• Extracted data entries

....

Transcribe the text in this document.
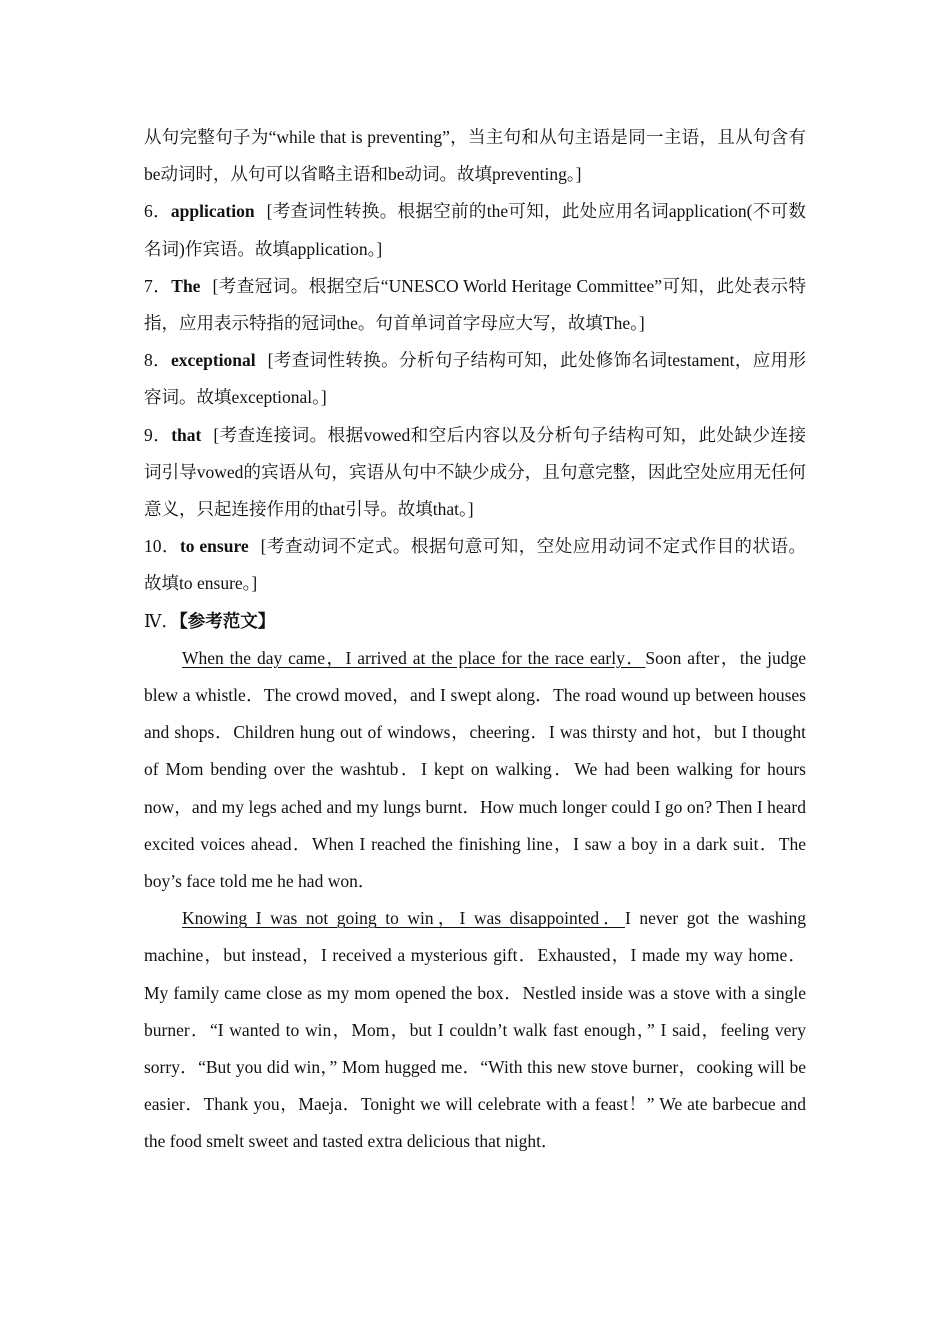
从句完整句子为“while that is preventing”，当主句和从句主语是同一主语，且从句含有be动词时，从句可以省略主语和be动词。故填preventing。]

6．application [考查词性转换。根据空前的the可知，此处应用名词application(不可数名词)作宾语。故填application。]

7．The [考查冠词。根据空后“UNESCO World Heritage Committee”可知，此处表示特指，应用表示特指的冠词the。句首单词首字母应大写，故填The。]

8．exceptional [考查词性转换。分析句子结构可知，此处修饰名词testament，应用形容词。故填exceptional。]

9．that [考查连接词。根据vowed和空后内容以及分析句子结构可知，此处缺少连接词引导vowed的宾语从句，宾语从句中不缺少成分，且句意完整，因此空处应用无任何意义，只起连接作用的that引导。故填that。]

10．to ensure [考查动词不定式。根据句意可知，空处应用动词不定式作目的状语。故填to ensure。]

Ⅳ．【参考范文】

When the day came，I arrived at the place for the race early．Soon after，the judge blew a whistle．The crowd moved，and I swept along．The road wound up between houses and shops．Children hung out of windows，cheering．I was thirsty and hot，but I thought of Mom bending over the washtub．I kept on walking．We had been walking for hours now，and my legs ached and my lungs burnt．How much longer could I go on? Then I heard excited voices ahead．When I reached the finishing line，I saw a boy in a dark suit．The boy’s face told me he had won．

Knowing I was not going to win，I was disappointed．I never got the washing machine，but instead，I received a mysterious gift．Exhausted，I made my way home．My family came close as my mom opened the box．Nestled inside was a stove with a single burner．“I wanted to win，Mom，but I couldn’t walk fast enough，” I said，feeling very sorry．“But you did win，” Mom hugged me．“With this new stove burner，cooking will be easier．Thank you，Maeja．Tonight we will celebrate with a feast！” We ate barbecue and the food smelt sweet and tasted extra delicious that night．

....

• Task description
Restate the whole listing above exactly, please, omitting every image.

• Task answer
Transcribe the text in this document.
从句完整句子为“while that is preventing”，当主句和从句主语是同一主语，且从句含有be动词时，从句可以省略主语和be动词。故填preventing。]

6．application [考查词性转换。根据空前的the可知，此处应用名词application(不可数名词)作宾语。故填application。]

7．The [考查冠词。根据空后“UNESCO World Heritage Committee”可知，此处表示特指，应用表示特指的冠词the。句首单词首字母应大写，故填The。]

8．exceptional [考查词性转换。分析句子结构可知，此处修饰名词testament，应用形容词。故填exceptional。]

9．that [考查连接词。根据vowed和空后内容以及分析句子结构可知，此处缺少连接词引导vowed的宾语从句，宾语从句中不缺少成分，且句意完整，因此空处应用无任何意义，只起连接作用的that引导。故填that。]

10．to ensure [考查动词不定式。根据句意可知，空处应用动词不定式作目的状语。故填to ensure。]

Ⅳ．【参考范文】

When the day came，I arrived at the place for the race early．Soon after，the judge blew a whistle．The crowd moved，and I swept along．The road wound up between houses and shops．Children hung out of windows，cheering．I was thirsty and hot，but I thought of Mom bending over the washtub．I kept on walking．We had been walking for hours now，and my legs ached and my lungs burnt．How much longer could I go on? Then I heard excited voices ahead．When I reached the finishing line，I saw a boy in a dark suit．The boy’s face told me he had won．

Knowing I was not going to win，I was disappointed．I never got the washing machine，but instead，I received a mysterious gift．Exhausted，I made my way home．My family came close as my mom opened the box．Nestled inside was a stove with a single burner．“I wanted to win，Mom，but I couldn’t walk fast enough，” I said，feeling very sorry．“But you did win，” Mom hugged me．“With this new stove burner，cooking will be easier．Thank you，Maeja．Tonight we will celebrate with a feast！” We ate barbecue and the food smelt sweet and tasted extra delicious that night．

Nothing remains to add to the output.